*** SUPPLIED DATA

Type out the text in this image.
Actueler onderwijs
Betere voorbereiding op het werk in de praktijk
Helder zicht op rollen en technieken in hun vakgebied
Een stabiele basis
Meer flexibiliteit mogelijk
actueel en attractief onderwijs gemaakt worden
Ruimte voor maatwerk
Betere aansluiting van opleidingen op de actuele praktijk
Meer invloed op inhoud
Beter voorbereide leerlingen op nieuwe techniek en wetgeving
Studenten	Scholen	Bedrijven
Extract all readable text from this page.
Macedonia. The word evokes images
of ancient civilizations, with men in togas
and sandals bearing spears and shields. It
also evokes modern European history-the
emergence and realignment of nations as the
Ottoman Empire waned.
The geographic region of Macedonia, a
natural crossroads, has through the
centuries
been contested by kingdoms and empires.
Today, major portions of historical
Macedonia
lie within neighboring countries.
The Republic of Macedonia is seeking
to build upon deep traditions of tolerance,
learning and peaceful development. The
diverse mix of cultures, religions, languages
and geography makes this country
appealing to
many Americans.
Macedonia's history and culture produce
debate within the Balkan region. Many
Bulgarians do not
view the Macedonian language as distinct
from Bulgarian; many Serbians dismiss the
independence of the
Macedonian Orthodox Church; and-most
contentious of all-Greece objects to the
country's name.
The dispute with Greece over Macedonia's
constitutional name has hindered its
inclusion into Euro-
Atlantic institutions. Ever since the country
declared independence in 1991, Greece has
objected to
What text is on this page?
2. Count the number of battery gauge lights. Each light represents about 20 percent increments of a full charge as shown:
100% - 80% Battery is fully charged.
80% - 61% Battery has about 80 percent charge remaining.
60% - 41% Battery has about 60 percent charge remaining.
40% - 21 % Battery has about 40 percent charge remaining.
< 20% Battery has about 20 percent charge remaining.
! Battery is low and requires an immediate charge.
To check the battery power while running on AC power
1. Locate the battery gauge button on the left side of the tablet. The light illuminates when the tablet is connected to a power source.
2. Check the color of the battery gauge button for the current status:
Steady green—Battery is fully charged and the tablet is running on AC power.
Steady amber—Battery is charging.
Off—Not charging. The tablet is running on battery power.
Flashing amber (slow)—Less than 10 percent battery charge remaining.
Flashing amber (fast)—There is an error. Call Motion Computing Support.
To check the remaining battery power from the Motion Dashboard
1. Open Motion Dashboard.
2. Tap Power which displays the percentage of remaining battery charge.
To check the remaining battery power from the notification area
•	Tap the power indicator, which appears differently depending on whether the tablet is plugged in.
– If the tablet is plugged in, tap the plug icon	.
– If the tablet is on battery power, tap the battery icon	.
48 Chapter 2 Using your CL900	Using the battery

******

## WRITTEN EXERCISE
Lines that include the word "onderwijs" are to be extracted from the data above.

## TASK ANSWER
Actueler onderwijs
actueel en attractief onderwijs gemaakt worden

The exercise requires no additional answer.